# Task data start

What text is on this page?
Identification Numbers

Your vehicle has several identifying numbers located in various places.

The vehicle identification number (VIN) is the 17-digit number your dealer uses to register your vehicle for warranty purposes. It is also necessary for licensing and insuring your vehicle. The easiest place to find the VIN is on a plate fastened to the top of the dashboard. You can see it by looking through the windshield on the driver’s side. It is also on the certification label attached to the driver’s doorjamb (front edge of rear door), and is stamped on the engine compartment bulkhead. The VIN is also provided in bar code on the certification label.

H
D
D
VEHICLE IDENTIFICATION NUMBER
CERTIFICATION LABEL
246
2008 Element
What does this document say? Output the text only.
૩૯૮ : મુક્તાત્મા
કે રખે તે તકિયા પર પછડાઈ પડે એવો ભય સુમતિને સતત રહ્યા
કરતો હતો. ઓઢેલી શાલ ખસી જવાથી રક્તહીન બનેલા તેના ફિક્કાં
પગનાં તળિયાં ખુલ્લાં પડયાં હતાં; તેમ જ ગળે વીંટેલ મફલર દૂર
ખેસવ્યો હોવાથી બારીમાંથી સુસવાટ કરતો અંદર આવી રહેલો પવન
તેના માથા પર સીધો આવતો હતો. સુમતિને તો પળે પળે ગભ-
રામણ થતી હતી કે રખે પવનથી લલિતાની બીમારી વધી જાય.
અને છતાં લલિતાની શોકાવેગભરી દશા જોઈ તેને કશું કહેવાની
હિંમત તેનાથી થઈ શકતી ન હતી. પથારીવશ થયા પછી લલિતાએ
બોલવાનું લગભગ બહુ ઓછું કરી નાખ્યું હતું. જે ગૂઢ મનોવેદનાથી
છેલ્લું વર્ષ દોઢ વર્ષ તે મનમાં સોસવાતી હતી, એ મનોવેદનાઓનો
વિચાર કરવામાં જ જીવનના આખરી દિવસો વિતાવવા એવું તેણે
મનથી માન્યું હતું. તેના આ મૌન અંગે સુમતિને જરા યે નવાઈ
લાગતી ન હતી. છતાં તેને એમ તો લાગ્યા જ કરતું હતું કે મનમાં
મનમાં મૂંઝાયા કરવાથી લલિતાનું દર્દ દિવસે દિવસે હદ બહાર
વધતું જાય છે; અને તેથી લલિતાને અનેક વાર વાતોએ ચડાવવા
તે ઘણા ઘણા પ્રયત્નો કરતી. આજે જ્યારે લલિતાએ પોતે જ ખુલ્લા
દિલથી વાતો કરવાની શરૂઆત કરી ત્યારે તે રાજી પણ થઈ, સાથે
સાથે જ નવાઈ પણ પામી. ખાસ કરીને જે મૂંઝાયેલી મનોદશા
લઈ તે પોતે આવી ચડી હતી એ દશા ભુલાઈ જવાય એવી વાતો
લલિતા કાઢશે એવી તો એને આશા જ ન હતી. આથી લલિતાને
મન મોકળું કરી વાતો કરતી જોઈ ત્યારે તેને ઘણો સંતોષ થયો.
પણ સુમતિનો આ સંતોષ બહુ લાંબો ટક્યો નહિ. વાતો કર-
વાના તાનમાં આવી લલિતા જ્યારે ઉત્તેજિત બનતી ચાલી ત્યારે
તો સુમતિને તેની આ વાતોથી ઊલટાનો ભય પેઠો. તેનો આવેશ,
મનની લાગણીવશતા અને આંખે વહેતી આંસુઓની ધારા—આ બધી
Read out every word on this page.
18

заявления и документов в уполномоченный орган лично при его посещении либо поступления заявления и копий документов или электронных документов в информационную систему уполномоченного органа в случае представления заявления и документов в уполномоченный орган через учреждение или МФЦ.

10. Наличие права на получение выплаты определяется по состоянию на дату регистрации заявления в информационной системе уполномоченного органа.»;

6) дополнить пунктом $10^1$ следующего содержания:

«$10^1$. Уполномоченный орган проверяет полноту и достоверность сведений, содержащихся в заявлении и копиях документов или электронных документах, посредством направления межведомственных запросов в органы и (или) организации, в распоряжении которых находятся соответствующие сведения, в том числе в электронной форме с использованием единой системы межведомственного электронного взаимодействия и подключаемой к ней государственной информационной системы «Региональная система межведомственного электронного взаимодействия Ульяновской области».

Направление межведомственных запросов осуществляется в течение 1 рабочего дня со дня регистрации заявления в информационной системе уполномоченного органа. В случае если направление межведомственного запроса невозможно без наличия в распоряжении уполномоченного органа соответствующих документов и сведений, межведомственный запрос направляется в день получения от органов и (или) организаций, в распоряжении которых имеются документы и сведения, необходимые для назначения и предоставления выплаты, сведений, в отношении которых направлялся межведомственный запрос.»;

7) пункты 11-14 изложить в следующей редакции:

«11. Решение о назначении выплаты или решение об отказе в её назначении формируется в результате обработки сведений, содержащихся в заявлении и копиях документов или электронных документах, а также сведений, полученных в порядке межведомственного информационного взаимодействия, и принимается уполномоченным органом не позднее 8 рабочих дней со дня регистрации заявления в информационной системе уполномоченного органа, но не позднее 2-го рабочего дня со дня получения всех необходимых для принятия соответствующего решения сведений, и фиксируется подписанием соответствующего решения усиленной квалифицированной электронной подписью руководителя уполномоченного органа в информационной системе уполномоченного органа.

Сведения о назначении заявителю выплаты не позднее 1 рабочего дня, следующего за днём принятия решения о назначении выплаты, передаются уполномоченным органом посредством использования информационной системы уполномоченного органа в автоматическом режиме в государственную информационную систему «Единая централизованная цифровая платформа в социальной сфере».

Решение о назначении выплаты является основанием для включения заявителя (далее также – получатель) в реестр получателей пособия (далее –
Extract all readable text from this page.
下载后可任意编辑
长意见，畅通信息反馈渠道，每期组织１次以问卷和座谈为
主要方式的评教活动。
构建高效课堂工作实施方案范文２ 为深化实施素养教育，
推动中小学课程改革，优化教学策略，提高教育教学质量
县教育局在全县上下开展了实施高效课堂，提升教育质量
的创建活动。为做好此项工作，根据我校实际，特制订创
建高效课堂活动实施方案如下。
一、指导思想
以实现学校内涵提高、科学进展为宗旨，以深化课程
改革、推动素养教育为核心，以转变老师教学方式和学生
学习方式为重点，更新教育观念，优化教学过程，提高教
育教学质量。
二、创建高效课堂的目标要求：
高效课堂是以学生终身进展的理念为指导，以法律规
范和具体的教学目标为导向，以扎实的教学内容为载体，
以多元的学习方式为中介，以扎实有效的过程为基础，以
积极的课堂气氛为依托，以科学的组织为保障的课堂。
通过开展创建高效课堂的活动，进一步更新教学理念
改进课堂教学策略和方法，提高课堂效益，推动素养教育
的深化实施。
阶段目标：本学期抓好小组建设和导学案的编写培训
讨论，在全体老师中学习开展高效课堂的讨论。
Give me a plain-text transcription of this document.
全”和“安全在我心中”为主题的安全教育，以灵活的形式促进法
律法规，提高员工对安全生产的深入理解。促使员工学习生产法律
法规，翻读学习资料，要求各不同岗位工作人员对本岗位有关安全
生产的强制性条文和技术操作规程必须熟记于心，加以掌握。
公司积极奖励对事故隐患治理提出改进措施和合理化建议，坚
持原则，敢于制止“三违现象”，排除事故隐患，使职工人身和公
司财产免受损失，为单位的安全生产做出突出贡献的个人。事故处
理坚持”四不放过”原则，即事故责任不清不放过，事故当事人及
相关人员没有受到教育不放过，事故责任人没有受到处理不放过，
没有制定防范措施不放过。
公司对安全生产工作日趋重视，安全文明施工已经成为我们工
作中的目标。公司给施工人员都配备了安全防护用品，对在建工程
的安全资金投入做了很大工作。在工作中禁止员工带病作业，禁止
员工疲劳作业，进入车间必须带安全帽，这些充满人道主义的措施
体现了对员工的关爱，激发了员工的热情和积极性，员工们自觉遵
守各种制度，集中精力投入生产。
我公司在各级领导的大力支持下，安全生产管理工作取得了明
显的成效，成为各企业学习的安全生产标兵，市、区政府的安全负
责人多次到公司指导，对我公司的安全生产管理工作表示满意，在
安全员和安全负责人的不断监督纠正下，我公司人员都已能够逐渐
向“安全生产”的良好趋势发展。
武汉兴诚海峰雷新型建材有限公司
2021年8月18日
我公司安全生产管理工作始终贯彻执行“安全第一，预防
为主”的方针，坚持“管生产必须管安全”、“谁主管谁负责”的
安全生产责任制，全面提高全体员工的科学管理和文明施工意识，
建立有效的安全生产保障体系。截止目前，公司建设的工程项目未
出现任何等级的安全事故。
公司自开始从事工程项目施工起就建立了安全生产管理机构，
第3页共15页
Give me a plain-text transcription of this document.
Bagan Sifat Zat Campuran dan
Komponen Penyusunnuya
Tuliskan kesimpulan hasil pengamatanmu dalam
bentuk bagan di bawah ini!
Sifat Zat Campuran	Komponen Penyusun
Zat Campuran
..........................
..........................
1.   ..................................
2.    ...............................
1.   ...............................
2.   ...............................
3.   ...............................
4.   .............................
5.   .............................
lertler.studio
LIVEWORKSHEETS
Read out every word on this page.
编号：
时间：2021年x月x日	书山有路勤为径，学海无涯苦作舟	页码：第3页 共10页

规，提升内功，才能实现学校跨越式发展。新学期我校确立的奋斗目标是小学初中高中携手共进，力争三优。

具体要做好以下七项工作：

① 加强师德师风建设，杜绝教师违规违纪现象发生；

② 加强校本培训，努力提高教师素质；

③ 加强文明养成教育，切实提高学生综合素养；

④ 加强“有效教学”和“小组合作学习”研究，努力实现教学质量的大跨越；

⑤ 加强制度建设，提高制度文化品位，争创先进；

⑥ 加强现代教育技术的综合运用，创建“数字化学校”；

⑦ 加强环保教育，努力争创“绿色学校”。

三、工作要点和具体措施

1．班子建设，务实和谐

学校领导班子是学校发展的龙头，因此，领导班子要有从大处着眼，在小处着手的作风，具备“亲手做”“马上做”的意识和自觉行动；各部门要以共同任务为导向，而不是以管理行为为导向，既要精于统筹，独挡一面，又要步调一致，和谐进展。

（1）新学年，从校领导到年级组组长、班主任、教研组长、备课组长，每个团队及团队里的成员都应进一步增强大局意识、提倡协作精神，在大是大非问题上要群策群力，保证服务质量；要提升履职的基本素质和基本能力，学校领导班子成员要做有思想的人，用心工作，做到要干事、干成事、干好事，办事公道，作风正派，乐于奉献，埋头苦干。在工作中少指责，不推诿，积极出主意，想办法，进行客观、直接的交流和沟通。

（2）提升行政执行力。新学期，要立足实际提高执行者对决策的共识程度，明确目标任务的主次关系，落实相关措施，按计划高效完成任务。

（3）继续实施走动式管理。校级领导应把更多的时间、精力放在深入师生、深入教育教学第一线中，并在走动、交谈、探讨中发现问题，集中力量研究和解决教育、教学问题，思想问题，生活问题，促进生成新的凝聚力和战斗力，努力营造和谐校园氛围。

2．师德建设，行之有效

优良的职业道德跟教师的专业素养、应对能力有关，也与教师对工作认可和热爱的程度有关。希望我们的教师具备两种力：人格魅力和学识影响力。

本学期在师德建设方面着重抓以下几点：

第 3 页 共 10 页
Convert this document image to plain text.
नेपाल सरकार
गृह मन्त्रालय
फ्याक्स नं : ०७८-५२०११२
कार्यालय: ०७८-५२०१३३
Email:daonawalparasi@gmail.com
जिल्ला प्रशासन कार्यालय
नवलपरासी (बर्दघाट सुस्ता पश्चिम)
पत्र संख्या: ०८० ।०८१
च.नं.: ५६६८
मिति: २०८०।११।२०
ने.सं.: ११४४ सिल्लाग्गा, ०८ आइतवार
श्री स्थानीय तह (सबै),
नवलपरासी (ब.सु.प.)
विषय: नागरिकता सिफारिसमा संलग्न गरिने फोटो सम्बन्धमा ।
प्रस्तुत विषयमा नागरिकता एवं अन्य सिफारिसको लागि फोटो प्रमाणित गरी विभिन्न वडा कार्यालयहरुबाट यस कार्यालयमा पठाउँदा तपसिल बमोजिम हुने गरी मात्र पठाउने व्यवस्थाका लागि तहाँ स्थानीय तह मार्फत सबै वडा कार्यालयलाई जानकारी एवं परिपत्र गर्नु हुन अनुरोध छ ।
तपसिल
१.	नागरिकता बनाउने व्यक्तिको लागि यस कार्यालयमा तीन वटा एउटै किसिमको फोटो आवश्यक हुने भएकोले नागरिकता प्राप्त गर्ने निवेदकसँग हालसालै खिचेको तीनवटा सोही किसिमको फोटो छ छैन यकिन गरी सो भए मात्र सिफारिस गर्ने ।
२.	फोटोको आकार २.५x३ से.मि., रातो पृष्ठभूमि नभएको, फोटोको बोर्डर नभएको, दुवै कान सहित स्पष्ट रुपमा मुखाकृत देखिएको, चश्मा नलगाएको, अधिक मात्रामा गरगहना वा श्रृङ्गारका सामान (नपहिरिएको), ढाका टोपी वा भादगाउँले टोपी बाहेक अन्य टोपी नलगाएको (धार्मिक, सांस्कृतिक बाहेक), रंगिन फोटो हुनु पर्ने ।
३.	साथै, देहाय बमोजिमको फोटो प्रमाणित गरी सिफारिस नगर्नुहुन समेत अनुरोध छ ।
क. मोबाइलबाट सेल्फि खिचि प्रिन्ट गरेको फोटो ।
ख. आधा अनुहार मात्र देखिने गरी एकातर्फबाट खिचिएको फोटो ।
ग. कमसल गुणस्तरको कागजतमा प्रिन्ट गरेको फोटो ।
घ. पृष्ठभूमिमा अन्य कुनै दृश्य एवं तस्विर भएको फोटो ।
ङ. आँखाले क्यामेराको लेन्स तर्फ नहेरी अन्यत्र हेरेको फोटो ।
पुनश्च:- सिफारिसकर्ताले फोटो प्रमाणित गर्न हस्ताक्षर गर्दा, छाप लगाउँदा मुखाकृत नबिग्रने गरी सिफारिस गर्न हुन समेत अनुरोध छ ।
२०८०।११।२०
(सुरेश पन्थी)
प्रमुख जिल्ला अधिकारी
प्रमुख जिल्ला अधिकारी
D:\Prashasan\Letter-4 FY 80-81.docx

# Task data end

> _Given instruction_: Of the lines in the records, determine how many contain the word "информационную", and report that number alone.

> _Response below_: 2